(Collected data entries)
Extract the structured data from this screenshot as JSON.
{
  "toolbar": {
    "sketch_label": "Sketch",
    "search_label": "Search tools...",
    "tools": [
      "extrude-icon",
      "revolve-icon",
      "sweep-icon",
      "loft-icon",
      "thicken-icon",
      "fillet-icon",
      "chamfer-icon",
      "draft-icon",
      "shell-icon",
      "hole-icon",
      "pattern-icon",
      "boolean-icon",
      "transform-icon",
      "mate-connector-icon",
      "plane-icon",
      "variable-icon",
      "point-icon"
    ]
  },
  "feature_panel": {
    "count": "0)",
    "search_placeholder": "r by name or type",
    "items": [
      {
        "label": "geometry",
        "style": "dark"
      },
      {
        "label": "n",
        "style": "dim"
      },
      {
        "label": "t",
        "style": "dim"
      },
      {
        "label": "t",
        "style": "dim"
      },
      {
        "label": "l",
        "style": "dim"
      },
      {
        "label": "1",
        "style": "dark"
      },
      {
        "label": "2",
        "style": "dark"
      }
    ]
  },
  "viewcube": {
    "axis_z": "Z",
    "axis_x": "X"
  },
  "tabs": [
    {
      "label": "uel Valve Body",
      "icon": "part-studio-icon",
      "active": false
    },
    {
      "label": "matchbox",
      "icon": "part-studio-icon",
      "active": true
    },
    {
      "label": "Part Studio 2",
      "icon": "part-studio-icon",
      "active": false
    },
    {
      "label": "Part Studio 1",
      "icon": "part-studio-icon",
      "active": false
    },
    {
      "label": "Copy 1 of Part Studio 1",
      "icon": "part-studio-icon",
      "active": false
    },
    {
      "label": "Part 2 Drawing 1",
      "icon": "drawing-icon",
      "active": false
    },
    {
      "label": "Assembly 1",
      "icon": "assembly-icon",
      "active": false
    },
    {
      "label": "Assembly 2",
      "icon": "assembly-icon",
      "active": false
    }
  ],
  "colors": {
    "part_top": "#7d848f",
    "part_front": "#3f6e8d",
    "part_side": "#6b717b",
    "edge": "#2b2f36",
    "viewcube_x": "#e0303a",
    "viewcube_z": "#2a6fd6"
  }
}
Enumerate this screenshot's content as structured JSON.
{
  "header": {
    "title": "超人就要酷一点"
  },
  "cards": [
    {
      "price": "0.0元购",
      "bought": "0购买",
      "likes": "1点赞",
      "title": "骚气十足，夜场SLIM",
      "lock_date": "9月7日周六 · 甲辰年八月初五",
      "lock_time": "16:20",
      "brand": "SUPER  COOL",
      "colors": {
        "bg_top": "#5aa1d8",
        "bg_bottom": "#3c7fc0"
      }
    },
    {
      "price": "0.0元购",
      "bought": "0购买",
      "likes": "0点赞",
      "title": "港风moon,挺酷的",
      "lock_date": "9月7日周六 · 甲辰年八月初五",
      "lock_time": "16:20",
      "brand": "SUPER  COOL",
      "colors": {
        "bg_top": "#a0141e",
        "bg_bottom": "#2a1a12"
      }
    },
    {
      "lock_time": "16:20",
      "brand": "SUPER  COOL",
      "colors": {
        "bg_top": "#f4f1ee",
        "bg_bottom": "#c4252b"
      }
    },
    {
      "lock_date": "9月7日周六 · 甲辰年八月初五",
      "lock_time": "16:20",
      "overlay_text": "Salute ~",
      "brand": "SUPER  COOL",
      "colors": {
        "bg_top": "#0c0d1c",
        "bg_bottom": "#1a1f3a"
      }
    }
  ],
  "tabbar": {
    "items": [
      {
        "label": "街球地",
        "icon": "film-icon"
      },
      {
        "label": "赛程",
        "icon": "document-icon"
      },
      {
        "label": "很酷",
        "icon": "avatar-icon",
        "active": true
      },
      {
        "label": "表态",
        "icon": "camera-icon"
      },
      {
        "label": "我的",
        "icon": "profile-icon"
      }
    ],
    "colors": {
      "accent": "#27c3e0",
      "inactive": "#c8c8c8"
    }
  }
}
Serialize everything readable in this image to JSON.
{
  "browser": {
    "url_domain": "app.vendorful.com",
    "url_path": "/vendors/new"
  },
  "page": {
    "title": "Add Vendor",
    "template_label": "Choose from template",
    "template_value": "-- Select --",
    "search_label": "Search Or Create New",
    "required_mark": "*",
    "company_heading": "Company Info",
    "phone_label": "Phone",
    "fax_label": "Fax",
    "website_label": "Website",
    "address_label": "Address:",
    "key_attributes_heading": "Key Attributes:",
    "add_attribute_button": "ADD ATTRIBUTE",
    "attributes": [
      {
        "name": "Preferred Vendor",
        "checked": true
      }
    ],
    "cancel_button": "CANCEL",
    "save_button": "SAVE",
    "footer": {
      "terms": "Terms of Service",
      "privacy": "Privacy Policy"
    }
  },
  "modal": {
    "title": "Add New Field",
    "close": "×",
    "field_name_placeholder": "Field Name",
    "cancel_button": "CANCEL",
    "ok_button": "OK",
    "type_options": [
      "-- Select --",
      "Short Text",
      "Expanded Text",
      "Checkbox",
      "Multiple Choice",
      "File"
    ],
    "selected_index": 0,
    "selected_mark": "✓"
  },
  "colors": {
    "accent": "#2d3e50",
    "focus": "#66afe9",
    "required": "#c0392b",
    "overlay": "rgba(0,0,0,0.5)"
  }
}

→ **WRITTEN REQUEST**
Which lines in the data above contain "true"? Show each one.

→ **EXERCISE SOLUTION**
      "active": true
        "active": true
        "checked": true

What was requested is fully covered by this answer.